- **Instructions for the task**:
Extract the complete listing and output it unchanged.

____________________

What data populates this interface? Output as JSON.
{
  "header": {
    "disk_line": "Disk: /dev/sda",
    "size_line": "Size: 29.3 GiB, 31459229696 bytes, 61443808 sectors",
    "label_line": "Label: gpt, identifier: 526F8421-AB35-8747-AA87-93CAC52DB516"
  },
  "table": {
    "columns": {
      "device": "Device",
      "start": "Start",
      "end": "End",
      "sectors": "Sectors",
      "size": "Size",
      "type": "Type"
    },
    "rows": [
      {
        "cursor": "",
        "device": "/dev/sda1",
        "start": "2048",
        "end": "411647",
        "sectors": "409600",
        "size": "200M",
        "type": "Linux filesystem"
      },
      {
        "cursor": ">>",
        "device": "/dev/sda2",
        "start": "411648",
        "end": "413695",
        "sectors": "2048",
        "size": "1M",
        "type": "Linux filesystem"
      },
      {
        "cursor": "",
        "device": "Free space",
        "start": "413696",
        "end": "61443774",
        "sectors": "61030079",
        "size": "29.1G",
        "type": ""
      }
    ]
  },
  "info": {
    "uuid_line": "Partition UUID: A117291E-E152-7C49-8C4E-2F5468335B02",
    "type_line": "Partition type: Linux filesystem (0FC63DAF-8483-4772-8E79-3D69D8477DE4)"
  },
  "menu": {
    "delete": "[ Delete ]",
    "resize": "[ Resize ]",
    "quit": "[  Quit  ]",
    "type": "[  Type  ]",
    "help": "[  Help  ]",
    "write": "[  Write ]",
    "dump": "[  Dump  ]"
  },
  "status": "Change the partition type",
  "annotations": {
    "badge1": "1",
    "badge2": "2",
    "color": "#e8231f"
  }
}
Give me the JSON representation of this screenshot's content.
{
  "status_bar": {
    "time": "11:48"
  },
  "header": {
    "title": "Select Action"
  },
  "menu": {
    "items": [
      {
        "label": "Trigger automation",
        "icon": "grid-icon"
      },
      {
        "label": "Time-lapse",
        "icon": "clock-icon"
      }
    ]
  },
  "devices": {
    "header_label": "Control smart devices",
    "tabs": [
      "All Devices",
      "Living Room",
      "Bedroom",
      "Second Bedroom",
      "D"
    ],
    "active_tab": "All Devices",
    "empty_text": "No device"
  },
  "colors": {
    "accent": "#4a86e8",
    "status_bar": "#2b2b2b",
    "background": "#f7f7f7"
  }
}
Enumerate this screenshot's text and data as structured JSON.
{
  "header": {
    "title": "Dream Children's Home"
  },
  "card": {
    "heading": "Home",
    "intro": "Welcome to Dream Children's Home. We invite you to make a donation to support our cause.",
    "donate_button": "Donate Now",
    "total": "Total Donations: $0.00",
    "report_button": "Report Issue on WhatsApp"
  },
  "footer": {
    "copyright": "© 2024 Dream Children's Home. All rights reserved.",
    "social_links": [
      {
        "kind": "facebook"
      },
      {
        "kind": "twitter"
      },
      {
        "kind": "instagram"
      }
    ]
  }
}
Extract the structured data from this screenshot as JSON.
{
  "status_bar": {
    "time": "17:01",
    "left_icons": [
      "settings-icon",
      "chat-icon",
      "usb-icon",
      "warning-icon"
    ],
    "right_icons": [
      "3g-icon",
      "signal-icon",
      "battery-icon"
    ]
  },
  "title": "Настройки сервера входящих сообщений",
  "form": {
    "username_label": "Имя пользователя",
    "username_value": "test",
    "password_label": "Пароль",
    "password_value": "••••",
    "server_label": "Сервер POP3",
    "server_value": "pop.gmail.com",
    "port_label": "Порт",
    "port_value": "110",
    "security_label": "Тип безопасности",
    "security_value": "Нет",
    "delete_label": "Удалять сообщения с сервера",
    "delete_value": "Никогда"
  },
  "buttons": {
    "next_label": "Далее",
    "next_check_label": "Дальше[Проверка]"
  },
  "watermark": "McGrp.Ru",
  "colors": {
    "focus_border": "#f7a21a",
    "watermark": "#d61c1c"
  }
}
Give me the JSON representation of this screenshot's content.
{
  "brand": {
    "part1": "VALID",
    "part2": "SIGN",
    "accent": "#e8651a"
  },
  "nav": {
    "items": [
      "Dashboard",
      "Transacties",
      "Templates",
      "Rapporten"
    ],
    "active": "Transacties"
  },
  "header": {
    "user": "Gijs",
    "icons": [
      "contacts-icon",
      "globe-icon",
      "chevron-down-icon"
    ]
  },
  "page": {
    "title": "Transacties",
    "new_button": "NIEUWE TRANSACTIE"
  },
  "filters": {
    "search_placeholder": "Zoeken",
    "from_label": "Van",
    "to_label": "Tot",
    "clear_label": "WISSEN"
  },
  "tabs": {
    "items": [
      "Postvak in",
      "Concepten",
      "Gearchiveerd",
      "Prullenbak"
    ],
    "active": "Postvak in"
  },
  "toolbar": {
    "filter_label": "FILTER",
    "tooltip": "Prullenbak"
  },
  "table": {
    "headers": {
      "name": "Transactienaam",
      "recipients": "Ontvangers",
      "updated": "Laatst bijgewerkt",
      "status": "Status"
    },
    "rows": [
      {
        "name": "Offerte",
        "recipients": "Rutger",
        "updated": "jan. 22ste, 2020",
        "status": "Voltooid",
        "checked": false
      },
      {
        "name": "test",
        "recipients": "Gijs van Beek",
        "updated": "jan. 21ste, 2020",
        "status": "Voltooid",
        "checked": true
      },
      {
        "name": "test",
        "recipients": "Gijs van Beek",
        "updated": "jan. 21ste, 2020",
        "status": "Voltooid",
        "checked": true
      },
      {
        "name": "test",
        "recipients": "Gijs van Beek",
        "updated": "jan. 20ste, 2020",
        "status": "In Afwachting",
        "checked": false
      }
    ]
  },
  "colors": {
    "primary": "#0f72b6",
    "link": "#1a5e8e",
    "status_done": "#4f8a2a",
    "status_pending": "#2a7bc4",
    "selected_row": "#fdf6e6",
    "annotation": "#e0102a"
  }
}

____________________

- **Exercise output**:
What data populates this interface? Output as JSON.
{
  "header": {
    "disk_line": "Disk: /dev/sda",
    "size_line": "Size: 29.3 GiB, 31459229696 bytes, 61443808 sectors",
    "label_line": "Label: gpt, identifier: 526F8421-AB35-8747-AA87-93CAC52DB516"
  },
  "table": {
    "columns": {
      "device": "Device",
      "start": "Start",
      "end": "End",
      "sectors": "Sectors",
      "size": "Size",
      "type": "Type"
    },
    "rows": [
      {
        "cursor": "",
        "device": "/dev/sda1",
        "start": "2048",
        "end": "411647",
        "sectors": "409600",
        "size": "200M",
        "type": "Linux filesystem"
      },
      {
        "cursor": ">>",
        "device": "/dev/sda2",
        "start": "411648",
        "end": "413695",
        "sectors": "2048",
        "size": "1M",
        "type": "Linux filesystem"
      },
      {
        "cursor": "",
        "device": "Free space",
        "start": "413696",
        "end": "61443774",
        "sectors": "61030079",
        "size": "29.1G",
        "type": ""
      }
    ]
  },
  "info": {
    "uuid_line": "Partition UUID: A117291E-E152-7C49-8C4E-2F5468335B02",
    "type_line": "Partition type: Linux filesystem (0FC63DAF-8483-4772-8E79-3D69D8477DE4)"
  },
  "menu": {
    "delete": "[ Delete ]",
    "resize": "[ Resize ]",
    "quit": "[  Quit  ]",
    "type": "[  Type  ]",
    "help": "[  Help  ]",
    "write": "[  Write ]",
    "dump": "[  Dump  ]"
  },
  "status": "Change the partition type",
  "annotations": {
    "badge1": "1",
    "badge2": "2",
    "color": "#e8231f"
  }
}
Give me the JSON representation of this screenshot's content.
{
  "status_bar": {
    "time": "11:48"
  },
  "header": {
    "title": "Select Action"
  },
  "menu": {
    "items": [
      {
        "label": "Trigger automation",
        "icon": "grid-icon"
      },
      {
        "label": "Time-lapse",
        "icon": "clock-icon"
      }
    ]
  },
  "devices": {
    "header_label": "Control smart devices",
    "tabs": [
      "All Devices",
      "Living Room",
      "Bedroom",
      "Second Bedroom",
      "D"
    ],
    "active_tab": "All Devices",
    "empty_text": "No device"
  },
  "colors": {
    "accent": "#4a86e8",
    "status_bar": "#2b2b2b",
    "background": "#f7f7f7"
  }
}
Enumerate this screenshot's text and data as structured JSON.
{
  "header": {
    "title": "Dream Children's Home"
  },
  "card": {
    "heading": "Home",
    "intro": "Welcome to Dream Children's Home. We invite you to make a donation to support our cause.",
    "donate_button": "Donate Now",
    "total": "Total Donations: $0.00",
    "report_button": "Report Issue on WhatsApp"
  },
  "footer": {
    "copyright": "© 2024 Dream Children's Home. All rights reserved.",
    "social_links": [
      {
        "kind": "facebook"
      },
      {
        "kind": "twitter"
      },
      {
        "kind": "instagram"
      }
    ]
  }
}
Extract the structured data from this screenshot as JSON.
{
  "status_bar": {
    "time": "17:01",
    "left_icons": [
      "settings-icon",
      "chat-icon",
      "usb-icon",
      "warning-icon"
    ],
    "right_icons": [
      "3g-icon",
      "signal-icon",
      "battery-icon"
    ]
  },
  "title": "Настройки сервера входящих сообщений",
  "form": {
    "username_label": "Имя пользователя",
    "username_value": "test",
    "password_label": "Пароль",
    "password_value": "••••",
    "server_label": "Сервер POP3",
    "server_value": "pop.gmail.com",
    "port_label": "Порт",
    "port_value": "110",
    "security_label": "Тип безопасности",
    "security_value": "Нет",
    "delete_label": "Удалять сообщения с сервера",
    "delete_value": "Никогда"
  },
  "buttons": {
    "next_label": "Далее",
    "next_check_label": "Дальше[Проверка]"
  },
  "watermark": "McGrp.Ru",
  "colors": {
    "focus_border": "#f7a21a",
    "watermark": "#d61c1c"
  }
}
Give me the JSON representation of this screenshot's content.
{
  "brand": {
    "part1": "VALID",
    "part2": "SIGN",
    "accent": "#e8651a"
  },
  "nav": {
    "items": [
      "Dashboard",
      "Transacties",
      "Templates",
      "Rapporten"
    ],
    "active": "Transacties"
  },
  "header": {
    "user": "Gijs",
    "icons": [
      "contacts-icon",
      "globe-icon",
      "chevron-down-icon"
    ]
  },
  "page": {
    "title": "Transacties",
    "new_button": "NIEUWE TRANSACTIE"
  },
  "filters": {
    "search_placeholder": "Zoeken",
    "from_label": "Van",
    "to_label": "Tot",
    "clear_label": "WISSEN"
  },
  "tabs": {
    "items": [
      "Postvak in",
      "Concepten",
      "Gearchiveerd",
      "Prullenbak"
    ],
    "active": "Postvak in"
  },
  "toolbar": {
    "filter_label": "FILTER",
    "tooltip": "Prullenbak"
  },
  "table": {
    "headers": {
      "name": "Transactienaam",
      "recipients": "Ontvangers",
      "updated": "Laatst bijgewerkt",
      "status": "Status"
    },
    "rows": [
      {
        "name": "Offerte",
        "recipients": "Rutger",
        "updated": "jan. 22ste, 2020",
        "status": "Voltooid",
        "checked": false
      },
      {
        "name": "test",
        "recipients": "Gijs van Beek",
        "updated": "jan. 21ste, 2020",
        "status": "Voltooid",
        "checked": true
      },
      {
        "name": "test",
        "recipients": "Gijs van Beek",
        "updated": "jan. 21ste, 2020",
        "status": "Voltooid",
        "checked": true
      },
      {
        "name": "test",
        "recipients": "Gijs van Beek",
        "updated": "jan. 20ste, 2020",
        "status": "In Afwachting",
        "checked": false
      }
    ]
  },
  "colors": {
    "primary": "#0f72b6",
    "link": "#1a5e8e",
    "status_done": "#4f8a2a",
    "status_pending": "#2a7bc4",
    "selected_row": "#fdf6e6",
    "annotation": "#e0102a"
  }
}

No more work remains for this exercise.